Instructions to follow:
Output the data below in full, character for character.

Data records:

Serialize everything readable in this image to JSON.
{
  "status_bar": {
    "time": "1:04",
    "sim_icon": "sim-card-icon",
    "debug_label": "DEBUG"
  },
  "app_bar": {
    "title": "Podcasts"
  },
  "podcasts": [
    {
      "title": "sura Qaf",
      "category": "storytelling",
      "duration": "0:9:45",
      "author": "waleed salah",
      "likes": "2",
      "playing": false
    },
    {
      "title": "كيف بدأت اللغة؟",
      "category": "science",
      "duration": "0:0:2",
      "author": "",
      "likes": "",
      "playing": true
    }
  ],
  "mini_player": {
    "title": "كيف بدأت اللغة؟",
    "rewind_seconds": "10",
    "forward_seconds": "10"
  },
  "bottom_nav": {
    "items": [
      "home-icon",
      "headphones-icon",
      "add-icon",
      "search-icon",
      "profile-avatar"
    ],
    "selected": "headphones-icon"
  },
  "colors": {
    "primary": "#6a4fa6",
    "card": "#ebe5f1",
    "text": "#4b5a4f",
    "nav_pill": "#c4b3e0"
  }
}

Task answer:
Serialize everything readable in this image to JSON.
{
  "status_bar": {
    "time": "1:04",
    "sim_icon": "sim-card-icon",
    "debug_label": "DEBUG"
  },
  "app_bar": {
    "title": "Podcasts"
  },
  "podcasts": [
    {
      "title": "sura Qaf",
      "category": "storytelling",
      "duration": "0:9:45",
      "author": "waleed salah",
      "likes": "2",
      "playing": false
    },
    {
      "title": "كيف بدأت اللغة؟",
      "category": "science",
      "duration": "0:0:2",
      "author": "",
      "likes": "",
      "playing": true
    }
  ],
  "mini_player": {
    "title": "كيف بدأت اللغة؟",
    "rewind_seconds": "10",
    "forward_seconds": "10"
  },
  "bottom_nav": {
    "items": [
      "home-icon",
      "headphones-icon",
      "add-icon",
      "search-icon",
      "profile-avatar"
    ],
    "selected": "headphones-icon"
  },
  "colors": {
    "primary": "#6a4fa6",
    "card": "#ebe5f1",
    "text": "#4b5a4f",
    "nav_pill": "#c4b3e0"
  }
}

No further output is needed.